Records excerpted from a collection
——————

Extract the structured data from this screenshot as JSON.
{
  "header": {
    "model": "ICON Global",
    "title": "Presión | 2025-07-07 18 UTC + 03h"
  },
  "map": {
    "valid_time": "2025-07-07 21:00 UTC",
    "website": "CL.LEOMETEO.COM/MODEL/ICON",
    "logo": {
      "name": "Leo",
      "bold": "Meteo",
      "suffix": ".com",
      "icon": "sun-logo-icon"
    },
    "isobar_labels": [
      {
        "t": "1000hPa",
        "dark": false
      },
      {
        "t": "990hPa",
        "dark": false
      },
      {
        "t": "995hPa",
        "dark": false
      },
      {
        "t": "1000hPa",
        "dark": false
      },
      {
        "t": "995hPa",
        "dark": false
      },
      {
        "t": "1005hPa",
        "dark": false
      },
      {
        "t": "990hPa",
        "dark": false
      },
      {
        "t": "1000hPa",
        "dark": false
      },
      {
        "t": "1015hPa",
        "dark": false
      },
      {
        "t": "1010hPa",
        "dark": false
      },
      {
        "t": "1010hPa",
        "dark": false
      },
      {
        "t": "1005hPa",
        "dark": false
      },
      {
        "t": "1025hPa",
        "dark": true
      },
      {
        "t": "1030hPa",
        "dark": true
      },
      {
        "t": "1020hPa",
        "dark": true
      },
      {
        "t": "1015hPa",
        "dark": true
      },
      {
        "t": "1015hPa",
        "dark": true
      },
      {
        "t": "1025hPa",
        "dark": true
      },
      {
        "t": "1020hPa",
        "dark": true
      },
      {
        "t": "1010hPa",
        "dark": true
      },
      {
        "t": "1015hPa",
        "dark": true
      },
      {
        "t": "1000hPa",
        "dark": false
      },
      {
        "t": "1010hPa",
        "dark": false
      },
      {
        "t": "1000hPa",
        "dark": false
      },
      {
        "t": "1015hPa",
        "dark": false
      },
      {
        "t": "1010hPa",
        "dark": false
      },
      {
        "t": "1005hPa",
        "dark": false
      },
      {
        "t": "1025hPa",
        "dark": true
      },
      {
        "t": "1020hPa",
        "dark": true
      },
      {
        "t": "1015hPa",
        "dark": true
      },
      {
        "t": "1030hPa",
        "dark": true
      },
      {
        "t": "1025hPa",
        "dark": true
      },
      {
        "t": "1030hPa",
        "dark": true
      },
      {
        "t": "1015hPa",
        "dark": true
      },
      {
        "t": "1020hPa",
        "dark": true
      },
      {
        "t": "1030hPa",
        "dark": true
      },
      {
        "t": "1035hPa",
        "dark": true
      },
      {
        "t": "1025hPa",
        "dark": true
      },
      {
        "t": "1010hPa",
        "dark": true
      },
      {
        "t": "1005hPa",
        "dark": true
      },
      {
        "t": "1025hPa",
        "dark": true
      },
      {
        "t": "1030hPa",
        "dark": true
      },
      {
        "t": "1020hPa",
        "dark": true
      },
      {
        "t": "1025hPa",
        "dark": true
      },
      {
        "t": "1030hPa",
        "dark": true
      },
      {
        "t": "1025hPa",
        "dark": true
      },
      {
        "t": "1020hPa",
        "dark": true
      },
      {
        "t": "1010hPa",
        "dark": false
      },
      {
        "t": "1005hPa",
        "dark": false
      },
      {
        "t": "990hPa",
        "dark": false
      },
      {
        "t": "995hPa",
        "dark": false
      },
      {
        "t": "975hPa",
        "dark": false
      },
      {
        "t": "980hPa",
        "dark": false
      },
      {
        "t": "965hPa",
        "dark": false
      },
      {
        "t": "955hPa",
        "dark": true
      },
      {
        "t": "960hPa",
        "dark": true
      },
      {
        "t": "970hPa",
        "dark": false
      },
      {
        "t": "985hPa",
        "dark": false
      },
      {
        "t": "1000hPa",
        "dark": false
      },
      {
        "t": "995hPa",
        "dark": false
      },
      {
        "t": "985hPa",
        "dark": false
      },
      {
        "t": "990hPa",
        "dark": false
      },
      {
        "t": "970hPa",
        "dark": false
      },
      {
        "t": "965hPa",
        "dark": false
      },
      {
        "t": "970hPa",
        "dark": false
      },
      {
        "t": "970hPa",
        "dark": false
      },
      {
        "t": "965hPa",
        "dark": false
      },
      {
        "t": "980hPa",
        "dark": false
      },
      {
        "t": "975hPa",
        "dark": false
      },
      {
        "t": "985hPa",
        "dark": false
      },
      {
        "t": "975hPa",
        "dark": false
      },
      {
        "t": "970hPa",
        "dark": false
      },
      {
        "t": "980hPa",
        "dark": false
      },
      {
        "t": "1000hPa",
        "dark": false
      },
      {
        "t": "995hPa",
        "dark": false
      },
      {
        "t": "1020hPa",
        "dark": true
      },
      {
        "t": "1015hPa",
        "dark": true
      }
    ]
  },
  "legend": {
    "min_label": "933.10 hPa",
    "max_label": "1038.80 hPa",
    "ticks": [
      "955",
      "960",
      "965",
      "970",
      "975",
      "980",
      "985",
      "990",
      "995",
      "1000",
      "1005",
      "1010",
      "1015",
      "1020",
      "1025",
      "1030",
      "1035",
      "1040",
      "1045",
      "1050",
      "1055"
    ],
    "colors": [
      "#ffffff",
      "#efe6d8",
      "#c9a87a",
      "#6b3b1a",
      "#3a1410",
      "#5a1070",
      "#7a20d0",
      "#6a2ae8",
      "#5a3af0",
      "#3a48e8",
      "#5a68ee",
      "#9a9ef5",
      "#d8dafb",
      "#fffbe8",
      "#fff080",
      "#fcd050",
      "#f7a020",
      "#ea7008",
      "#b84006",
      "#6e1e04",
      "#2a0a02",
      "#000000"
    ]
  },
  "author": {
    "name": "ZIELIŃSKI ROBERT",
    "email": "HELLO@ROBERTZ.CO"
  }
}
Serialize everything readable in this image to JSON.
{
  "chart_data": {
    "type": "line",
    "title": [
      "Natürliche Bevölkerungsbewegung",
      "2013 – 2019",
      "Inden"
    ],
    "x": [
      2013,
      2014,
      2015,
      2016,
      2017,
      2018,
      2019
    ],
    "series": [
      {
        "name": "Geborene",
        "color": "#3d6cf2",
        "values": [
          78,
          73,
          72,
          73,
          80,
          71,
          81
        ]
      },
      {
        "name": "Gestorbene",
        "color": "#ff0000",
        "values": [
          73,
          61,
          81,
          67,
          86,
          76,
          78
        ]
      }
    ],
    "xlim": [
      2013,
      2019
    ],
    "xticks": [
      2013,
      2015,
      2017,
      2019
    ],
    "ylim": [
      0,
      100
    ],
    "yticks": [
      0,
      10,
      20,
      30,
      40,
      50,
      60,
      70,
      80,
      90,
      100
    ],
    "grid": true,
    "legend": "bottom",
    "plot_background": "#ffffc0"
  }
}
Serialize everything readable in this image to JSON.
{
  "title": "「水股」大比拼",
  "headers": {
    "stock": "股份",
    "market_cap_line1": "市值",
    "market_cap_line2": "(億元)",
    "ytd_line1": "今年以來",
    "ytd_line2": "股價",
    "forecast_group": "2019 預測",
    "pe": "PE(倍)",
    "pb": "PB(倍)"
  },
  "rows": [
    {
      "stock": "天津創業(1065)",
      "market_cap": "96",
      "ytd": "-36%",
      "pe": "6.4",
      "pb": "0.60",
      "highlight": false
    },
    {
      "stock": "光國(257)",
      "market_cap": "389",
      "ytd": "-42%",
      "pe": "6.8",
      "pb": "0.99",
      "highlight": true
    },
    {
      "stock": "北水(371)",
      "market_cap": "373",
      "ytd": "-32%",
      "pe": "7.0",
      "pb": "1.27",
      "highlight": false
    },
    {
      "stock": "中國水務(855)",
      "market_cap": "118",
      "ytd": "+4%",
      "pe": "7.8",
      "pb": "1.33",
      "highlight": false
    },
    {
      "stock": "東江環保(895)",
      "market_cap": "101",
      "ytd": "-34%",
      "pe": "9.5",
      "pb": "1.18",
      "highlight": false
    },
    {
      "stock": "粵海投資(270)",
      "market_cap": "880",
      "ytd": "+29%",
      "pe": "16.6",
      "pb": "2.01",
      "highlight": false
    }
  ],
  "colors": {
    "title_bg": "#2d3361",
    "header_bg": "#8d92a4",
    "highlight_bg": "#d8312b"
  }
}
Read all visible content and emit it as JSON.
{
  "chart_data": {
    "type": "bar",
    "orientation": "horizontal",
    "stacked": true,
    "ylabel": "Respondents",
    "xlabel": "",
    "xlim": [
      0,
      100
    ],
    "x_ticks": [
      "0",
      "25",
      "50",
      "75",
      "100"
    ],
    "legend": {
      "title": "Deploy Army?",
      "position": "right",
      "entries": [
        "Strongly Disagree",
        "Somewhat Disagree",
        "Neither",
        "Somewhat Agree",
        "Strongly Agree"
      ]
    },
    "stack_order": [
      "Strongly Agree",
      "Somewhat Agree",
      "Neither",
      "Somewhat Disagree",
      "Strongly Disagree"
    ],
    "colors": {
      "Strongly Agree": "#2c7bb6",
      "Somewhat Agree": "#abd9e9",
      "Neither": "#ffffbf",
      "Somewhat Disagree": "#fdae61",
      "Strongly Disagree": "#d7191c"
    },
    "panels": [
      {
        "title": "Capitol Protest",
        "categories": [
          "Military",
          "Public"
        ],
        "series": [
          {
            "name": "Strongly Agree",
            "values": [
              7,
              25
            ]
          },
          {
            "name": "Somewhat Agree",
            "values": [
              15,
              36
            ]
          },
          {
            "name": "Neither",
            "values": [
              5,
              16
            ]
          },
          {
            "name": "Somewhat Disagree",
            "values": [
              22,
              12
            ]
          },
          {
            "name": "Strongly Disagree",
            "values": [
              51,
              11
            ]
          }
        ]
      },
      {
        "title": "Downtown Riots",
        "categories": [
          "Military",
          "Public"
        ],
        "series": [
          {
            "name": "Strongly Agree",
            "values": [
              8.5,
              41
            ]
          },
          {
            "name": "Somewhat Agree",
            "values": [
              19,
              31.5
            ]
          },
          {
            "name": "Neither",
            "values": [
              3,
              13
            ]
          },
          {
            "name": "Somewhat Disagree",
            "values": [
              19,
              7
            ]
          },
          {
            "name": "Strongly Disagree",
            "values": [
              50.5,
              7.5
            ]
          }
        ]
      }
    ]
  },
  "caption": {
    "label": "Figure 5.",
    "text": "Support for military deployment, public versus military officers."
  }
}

——————

### Stated problem
In the data above, tally the lines holding "Neither" and answer with the figure only.

### Exercise response
5